§ Short exercise
Output each entry exactly; skip nothing.

§ Supplied material
+++

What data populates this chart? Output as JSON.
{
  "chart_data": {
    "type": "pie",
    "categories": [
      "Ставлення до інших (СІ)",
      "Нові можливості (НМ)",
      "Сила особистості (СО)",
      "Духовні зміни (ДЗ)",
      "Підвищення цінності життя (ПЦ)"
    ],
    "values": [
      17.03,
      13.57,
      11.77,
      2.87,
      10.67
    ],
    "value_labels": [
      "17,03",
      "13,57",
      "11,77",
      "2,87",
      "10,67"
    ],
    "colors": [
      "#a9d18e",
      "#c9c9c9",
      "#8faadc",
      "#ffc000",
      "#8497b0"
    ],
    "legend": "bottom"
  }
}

+++

§ Solution for this problem
What data populates this chart? Output as JSON.
{
  "chart_data": {
    "type": "pie",
    "categories": [
      "Ставлення до інших (СІ)",
      "Нові можливості (НМ)",
      "Сила особистості (СО)",
      "Духовні зміни (ДЗ)",
      "Підвищення цінності життя (ПЦ)"
    ],
    "values": [
      17.03,
      13.57,
      11.77,
      2.87,
      10.67
    ],
    "value_labels": [
      "17,03",
      "13,57",
      "11,77",
      "2,87",
      "10,67"
    ],
    "colors": [
      "#a9d18e",
      "#c9c9c9",
      "#8faadc",
      "#ffc000",
      "#8497b0"
    ],
    "legend": "bottom"
  }
}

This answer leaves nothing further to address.